### Supplied material
↓
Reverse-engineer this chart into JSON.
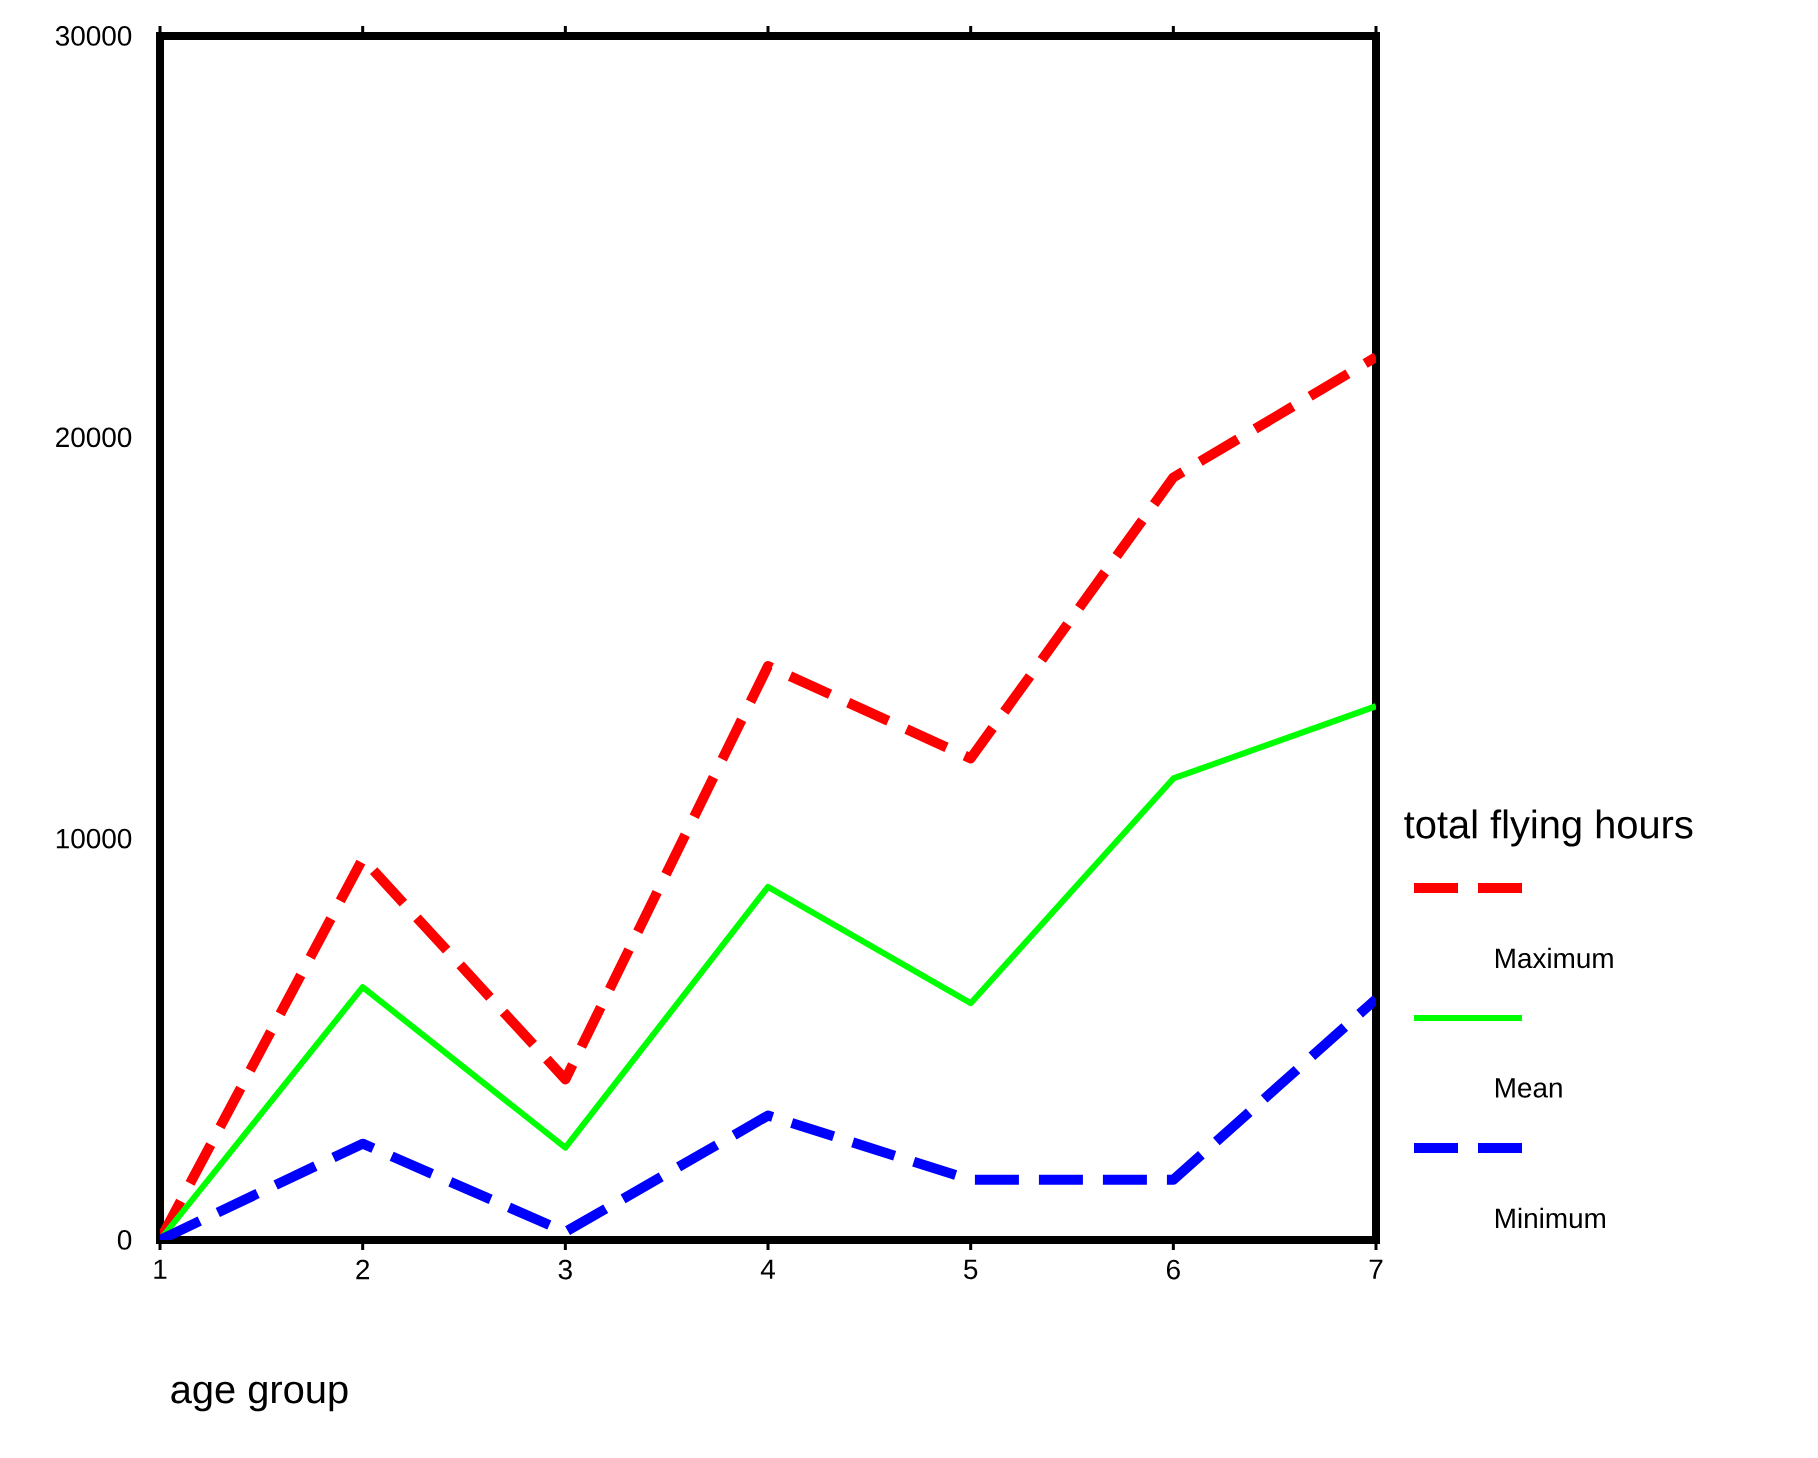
{
  "chart_data": {
    "type": "line",
    "xlabel": "age group",
    "legend_title": "total flying hours",
    "x": [
      1,
      2,
      3,
      4,
      5,
      6,
      7
    ],
    "xlim": [
      1,
      7
    ],
    "xticks": [
      1,
      2,
      3,
      4,
      5,
      6,
      7
    ],
    "ylim": [
      0,
      30000
    ],
    "yticks": [
      0,
      10000,
      20000,
      30000
    ],
    "grid": false,
    "legend": "right",
    "marker": "none",
    "series": [
      {
        "name": "Maximum",
        "color": "#ff0000",
        "line_style": "dashed",
        "values": [
          0,
          9500,
          4000,
          14300,
          12000,
          19000,
          22000
        ]
      },
      {
        "name": "Mean",
        "color": "#00ff00",
        "line_style": "solid",
        "values": [
          0,
          6300,
          2300,
          8800,
          5900,
          11500,
          13300
        ]
      },
      {
        "name": "Minimum",
        "color": "#0000ff",
        "line_style": "dashed",
        "values": [
          0,
          2400,
          200,
          3100,
          1500,
          1500,
          6000
        ]
      }
    ]
  }
}
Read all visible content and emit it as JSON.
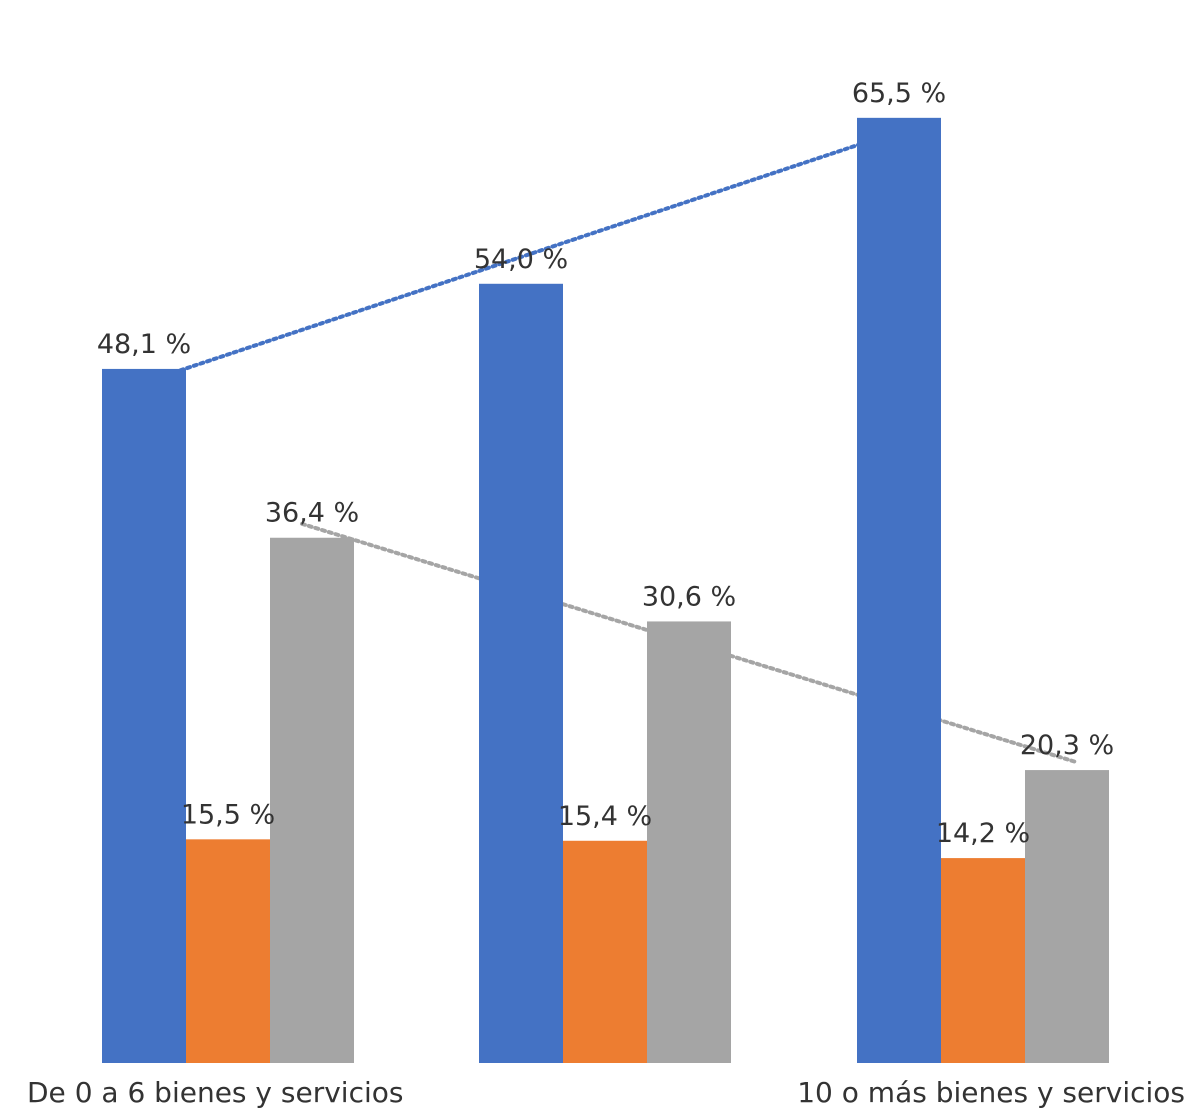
{
  "chart_data": {
    "type": "bar",
    "title": "",
    "xlabel": "",
    "ylabel": "",
    "ylim": [
      0,
      70
    ],
    "grid": false,
    "legend": "none",
    "categories": [
      "De 0 a 6 bienes y servicios",
      "",
      "10 o más bienes y servicios"
    ],
    "series": [
      {
        "color": "#4472C4",
        "values": [
          48.1,
          54.0,
          65.5
        ],
        "labels": [
          "48,1 %",
          "54,0 %",
          "65,5 %"
        ]
      },
      {
        "color": "#ED7D31",
        "values": [
          15.5,
          15.4,
          14.2
        ],
        "labels": [
          "15,5 %",
          "15,4 %",
          "14,2 %"
        ]
      },
      {
        "color": "#A5A5A5",
        "values": [
          36.4,
          30.6,
          20.3
        ],
        "labels": [
          "36,4 %",
          "30,6 %",
          "20,3 %"
        ]
      }
    ],
    "trendlines": [
      {
        "series_index": 0,
        "style": "dotted",
        "color": "#4472C4"
      },
      {
        "series_index": 2,
        "style": "dotted",
        "color": "#A5A5A5"
      }
    ]
  }
}
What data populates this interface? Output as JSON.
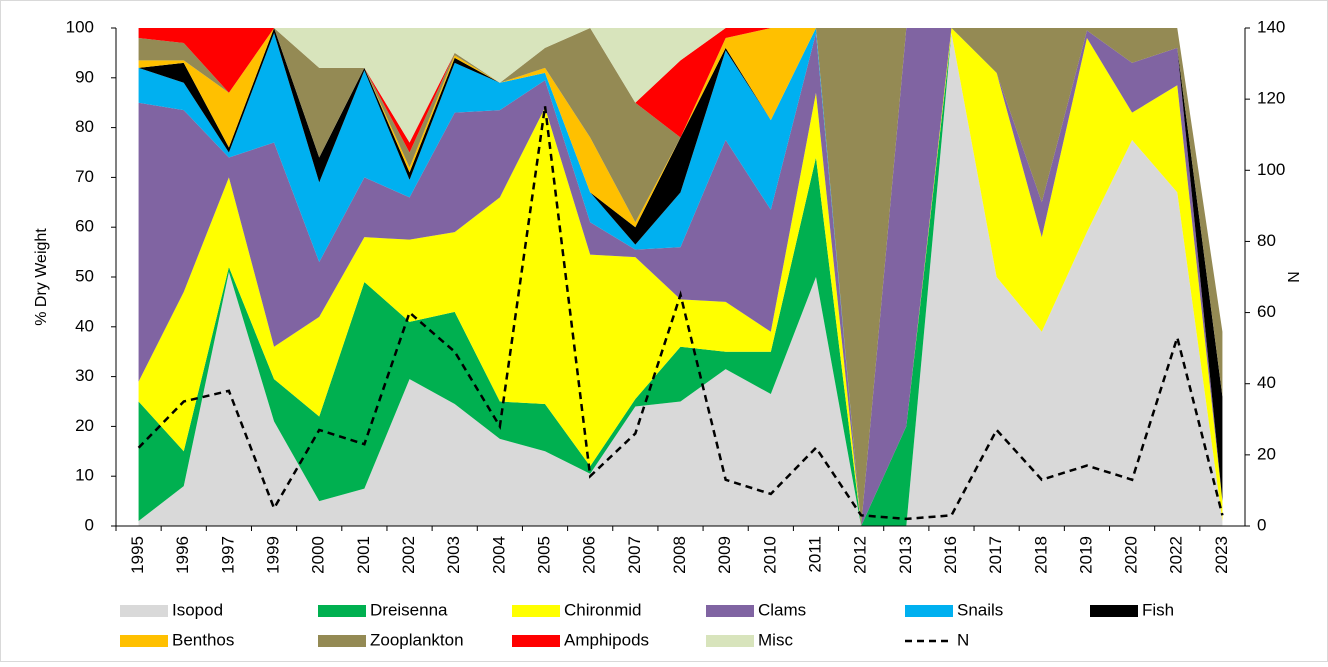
{
  "chart_data": {
    "type": "area",
    "ylabel": "% Dry Weight",
    "y2label": "N",
    "categories": [
      "1995",
      "1996",
      "1997",
      "1999",
      "2000",
      "2001",
      "2002",
      "2003",
      "2004",
      "2005",
      "2006",
      "2007",
      "2008",
      "2009",
      "2010",
      "2011",
      "2012",
      "2013",
      "2016",
      "2017",
      "2018",
      "2019",
      "2020",
      "2022",
      "2023"
    ],
    "ylim": [
      0,
      100
    ],
    "yticks": [
      0,
      10,
      20,
      30,
      40,
      50,
      60,
      70,
      80,
      90,
      100
    ],
    "y2lim": [
      0,
      140
    ],
    "y2ticks": [
      0,
      20,
      40,
      60,
      80,
      100,
      120,
      140
    ],
    "series": [
      {
        "name": "Isopod",
        "color": "#d9d9d9",
        "values": [
          1,
          8,
          51,
          21,
          5,
          7.5,
          29.5,
          24.5,
          17.5,
          15,
          10.5,
          24,
          25,
          31.5,
          26.5,
          50,
          0,
          0,
          99,
          50,
          39,
          59,
          77.5,
          67,
          1
        ]
      },
      {
        "name": "Dreisenna",
        "color": "#00b050",
        "values": [
          24,
          7,
          1,
          8.5,
          17,
          41.5,
          11.5,
          18.5,
          7.5,
          9.5,
          1.5,
          1.5,
          11,
          3.5,
          8.5,
          24,
          0,
          20,
          0,
          0,
          0,
          0,
          0,
          0,
          0
        ]
      },
      {
        "name": "Chironmid",
        "color": "#ffff00",
        "values": [
          4,
          32,
          18,
          6.5,
          20,
          9,
          16.5,
          16,
          41,
          59.5,
          42.5,
          28.5,
          9.5,
          10,
          4,
          13,
          0,
          0,
          1,
          41,
          19,
          39,
          5.5,
          21.5,
          4
        ]
      },
      {
        "name": "Clams",
        "color": "#8064a2",
        "values": [
          56,
          36.5,
          4,
          41,
          11,
          12,
          8.5,
          24,
          17.5,
          5.5,
          6.5,
          1.5,
          10.5,
          32.5,
          24.5,
          12,
          0,
          80,
          0,
          0,
          7,
          1.5,
          10,
          7.5,
          0
        ]
      },
      {
        "name": "Snails",
        "color": "#00b0f0",
        "values": [
          7,
          5.5,
          1,
          22,
          16,
          21.5,
          3.5,
          10,
          5.5,
          1.5,
          6,
          1,
          11,
          18,
          18,
          1,
          0,
          0,
          0,
          0,
          0,
          0,
          0,
          0,
          0
        ]
      },
      {
        "name": "Fish",
        "color": "#000000",
        "values": [
          0,
          4,
          1,
          1,
          5,
          0.5,
          1.5,
          1,
          0,
          0,
          0,
          3.5,
          11,
          0.5,
          0,
          0,
          0,
          0,
          0,
          0,
          0,
          0,
          0,
          0,
          21
        ]
      },
      {
        "name": "Benthos",
        "color": "#ffc000",
        "values": [
          1.5,
          0.5,
          11,
          0,
          0,
          0,
          1,
          0.5,
          0,
          1,
          11,
          1,
          0,
          2,
          18.5,
          0,
          0,
          0,
          0,
          0,
          0,
          0,
          0,
          0,
          0
        ]
      },
      {
        "name": "Zooplankton",
        "color": "#948a54",
        "values": [
          4.5,
          3.5,
          0,
          0,
          18,
          0,
          3,
          0.5,
          0,
          4,
          22,
          24,
          0,
          0,
          0,
          0,
          100,
          0,
          0,
          9,
          35,
          0.5,
          7,
          4,
          13
        ]
      },
      {
        "name": "Amphipods",
        "color": "#ff0000",
        "values": [
          2,
          3,
          13,
          0,
          0,
          0,
          2,
          0,
          0,
          0,
          0,
          0,
          15.5,
          2,
          0,
          0,
          0,
          0,
          0,
          0,
          0,
          0,
          0,
          0,
          0
        ]
      },
      {
        "name": "Misc",
        "color": "#d8e4bc",
        "values": [
          0,
          0,
          0,
          0,
          8,
          8,
          23,
          5,
          11,
          4,
          0,
          15,
          6.5,
          0,
          0,
          0,
          0,
          0,
          0,
          0,
          0,
          0,
          0,
          0,
          0
        ]
      },
      {
        "name": "N",
        "color": "#000000",
        "axis": "y2",
        "dashed": true,
        "values": [
          22,
          35,
          38,
          5,
          27,
          23,
          60,
          49,
          28,
          118,
          14,
          26,
          65,
          13,
          9,
          22,
          3,
          2,
          3,
          27,
          13,
          17,
          13,
          53,
          3
        ]
      }
    ]
  }
}
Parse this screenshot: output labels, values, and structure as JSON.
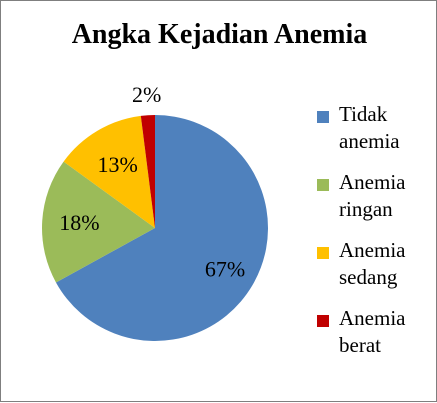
{
  "chart_data": {
    "type": "pie",
    "title": "Angka Kejadian Anemia",
    "categories": [
      "Tidak anemia",
      "Anemia ringan",
      "Anemia sedang",
      "Anemia berat"
    ],
    "values": [
      67,
      18,
      13,
      2
    ],
    "labels": [
      "67%",
      "18%",
      "13%",
      "2%"
    ],
    "colors": [
      "#4f81bd",
      "#9bbb59",
      "#ffc000",
      "#c00000"
    ],
    "legend": "right",
    "legend_lines": [
      [
        "Tidak",
        "anemia"
      ],
      [
        "Anemia",
        "ringan"
      ],
      [
        "Anemia",
        "sedang"
      ],
      [
        "Anemia",
        "berat"
      ]
    ]
  }
}
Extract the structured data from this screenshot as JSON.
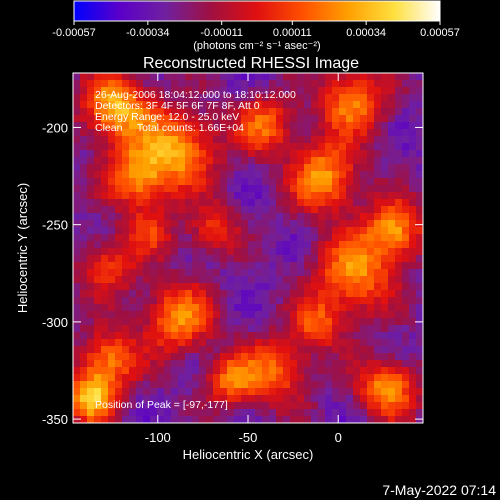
↑
### Set task
An exact transcription of all the entries is required, without the pictures.

### Complete output
Reverse-engineer this chart into JSON.
{
  "chart_data": {
    "type": "line",
    "xlabel": "age group",
    "legend_title": "total flying hours",
    "x": [
      1,
      2,
      3,
      4,
      5,
      6,
      7
    ],
    "xlim": [
      1,
      7
    ],
    "xticks": [
      1,
      2,
      3,
      4,
      5,
      6,
      7
    ],
    "ylim": [
      0,
      30000
    ],
    "yticks": [
      0,
      10000,
      20000,
      30000
    ],
    "grid": false,
    "legend": "right",
    "marker": "none",
    "series": [
      {
        "name": "Maximum",
        "color": "#ff0000",
        "line_style": "dashed",
        "values": [
          0,
          9500,
          4000,
          14300,
          12000,
          19000,
          22000
        ]
      },
      {
        "name": "Mean",
        "color": "#00ff00",
        "line_style": "solid",
        "values": [
          0,
          6300,
          2300,
          8800,
          5900,
          11500,
          13300
        ]
      },
      {
        "name": "Minimum",
        "color": "#0000ff",
        "line_style": "dashed",
        "values": [
          0,
          2400,
          200,
          3100,
          1500,
          1500,
          6000
        ]
      }
    ]
  }
}
Read all visible content and emit it as JSON.
{
  "chart_data": {
    "type": "bar",
    "title": "",
    "xlabel": "",
    "ylabel": "",
    "ylim": [
      0,
      70
    ],
    "grid": false,
    "legend": "none",
    "categories": [
      "De 0 a 6 bienes y servicios",
      "",
      "10 o más bienes y servicios"
    ],
    "series": [
      {
        "color": "#4472C4",
        "values": [
          48.1,
          54.0,
          65.5
        ],
        "labels": [
          "48,1 %",
          "54,0 %",
          "65,5 %"
        ]
      },
      {
        "color": "#ED7D31",
        "values": [
          15.5,
          15.4,
          14.2
        ],
        "labels": [
          "15,5 %",
          "15,4 %",
          "14,2 %"
        ]
      },
      {
        "color": "#A5A5A5",
        "values": [
          36.4,
          30.6,
          20.3
        ],
        "labels": [
          "36,4 %",
          "30,6 %",
          "20,3 %"
        ]
      }
    ],
    "trendlines": [
      {
        "series_index": 0,
        "style": "dotted",
        "color": "#4472C4"
      },
      {
        "series_index": 2,
        "style": "dotted",
        "color": "#A5A5A5"
      }
    ]
  }
}
What data populates this interface? Output as JSON.
{
  "chart_data": {
    "type": "area",
    "ylabel": "% Dry Weight",
    "y2label": "N",
    "categories": [
      "1995",
      "1996",
      "1997",
      "1999",
      "2000",
      "2001",
      "2002",
      "2003",
      "2004",
      "2005",
      "2006",
      "2007",
      "2008",
      "2009",
      "2010",
      "2011",
      "2012",
      "2013",
      "2016",
      "2017",
      "2018",
      "2019",
      "2020",
      "2022",
      "2023"
    ],
    "ylim": [
      0,
      100
    ],
    "yticks": [
      0,
      10,
      20,
      30,
      40,
      50,
      60,
      70,
      80,
      90,
      100
    ],
    "y2lim": [
      0,
      140
    ],
    "y2ticks": [
      0,
      20,
      40,
      60,
      80,
      100,
      120,
      140
    ],
    "series": [
      {
        "name": "Isopod",
        "color": "#d9d9d9",
        "values": [
          1,
          8,
          51,
          21,
          5,
          7.5,
          29.5,
          24.5,
          17.5,
          15,
          10.5,
          24,
          25,
          31.5,
          26.5,
          50,
          0,
          0,
          99,
          50,
          39,
          59,
          77.5,
          67,
          1
        ]
      },
      {
        "name": "Dreisenna",
        "color": "#00b050",
        "values": [
          24,
          7,
          1,
          8.5,
          17,
          41.5,
          11.5,
          18.5,
          7.5,
          9.5,
          1.5,
          1.5,
          11,
          3.5,
          8.5,
          24,
          0,
          20,
          0,
          0,
          0,
          0,
          0,
          0,
          0
        ]
      },
      {
        "name": "Chironmid",
        "color": "#ffff00",
        "values": [
          4,
          32,
          18,
          6.5,
          20,
          9,
          16.5,
          16,
          41,
          59.5,
          42.5,
          28.5,
          9.5,
          10,
          4,
          13,
          0,
          0,
          1,
          41,
          19,
          39,
          5.5,
          21.5,
          4
        ]
      },
      {
        "name": "Clams",
        "color": "#8064a2",
        "values": [
          56,
          36.5,
          4,
          41,
          11,
          12,
          8.5,
          24,
          17.5,
          5.5,
          6.5,
          1.5,
          10.5,
          32.5,
          24.5,
          12,
          0,
          80,
          0,
          0,
          7,
          1.5,
          10,
          7.5,
          0
        ]
      },
      {
        "name": "Snails",
        "color": "#00b0f0",
        "values": [
          7,
          5.5,
          1,
          22,
          16,
          21.5,
          3.5,
          10,
          5.5,
          1.5,
          6,
          1,
          11,
          18,
          18,
          1,
          0,
          0,
          0,
          0,
          0,
          0,
          0,
          0,
          0
        ]
      },
      {
        "name": "Fish",
        "color": "#000000",
        "values": [
          0,
          4,
          1,
          1,
          5,
          0.5,
          1.5,
          1,
          0,
          0,
          0,
          3.5,
          11,
          0.5,
          0,
          0,
          0,
          0,
          0,
          0,
          0,
          0,
          0,
          0,
          21
        ]
      },
      {
        "name": "Benthos",
        "color": "#ffc000",
        "values": [
          1.5,
          0.5,
          11,
          0,
          0,
          0,
          1,
          0.5,
          0,
          1,
          11,
          1,
          0,
          2,
          18.5,
          0,
          0,
          0,
          0,
          0,
          0,
          0,
          0,
          0,
          0
        ]
      },
      {
        "name": "Zooplankton",
        "color": "#948a54",
        "values": [
          4.5,
          3.5,
          0,
          0,
          18,
          0,
          3,
          0.5,
          0,
          4,
          22,
          24,
          0,
          0,
          0,
          0,
          100,
          0,
          0,
          9,
          35,
          0.5,
          7,
          4,
          13
        ]
      },
      {
        "name": "Amphipods",
        "color": "#ff0000",
        "values": [
          2,
          3,
          13,
          0,
          0,
          0,
          2,
          0,
          0,
          0,
          0,
          0,
          15.5,
          2,
          0,
          0,
          0,
          0,
          0,
          0,
          0,
          0,
          0,
          0,
          0
        ]
      },
      {
        "name": "Misc",
        "color": "#d8e4bc",
        "values": [
          0,
          0,
          0,
          0,
          8,
          8,
          23,
          5,
          11,
          4,
          0,
          15,
          6.5,
          0,
          0,
          0,
          0,
          0,
          0,
          0,
          0,
          0,
          0,
          0,
          0
        ]
      },
      {
        "name": "N",
        "color": "#000000",
        "axis": "y2",
        "dashed": true,
        "values": [
          22,
          35,
          38,
          5,
          27,
          23,
          60,
          49,
          28,
          118,
          14,
          26,
          65,
          13,
          9,
          22,
          3,
          2,
          3,
          27,
          13,
          17,
          13,
          53,
          3
        ]
      }
    ]
  }
}
Parse this screenshot: output labels, values, and structure as JSON.
{
  "chart_data": {
    "type": "pie",
    "title": "Angka Kejadian Anemia",
    "categories": [
      "Tidak anemia",
      "Anemia ringan",
      "Anemia sedang",
      "Anemia berat"
    ],
    "values": [
      67,
      18,
      13,
      2
    ],
    "labels": [
      "67%",
      "18%",
      "13%",
      "2%"
    ],
    "colors": [
      "#4f81bd",
      "#9bbb59",
      "#ffc000",
      "#c00000"
    ],
    "legend": "right",
    "legend_lines": [
      [
        "Tidak",
        "anemia"
      ],
      [
        "Anemia",
        "ringan"
      ],
      [
        "Anemia",
        "sedang"
      ],
      [
        "Anemia",
        "berat"
      ]
    ]
  }
}
Extract the structured data from this screenshot as JSON.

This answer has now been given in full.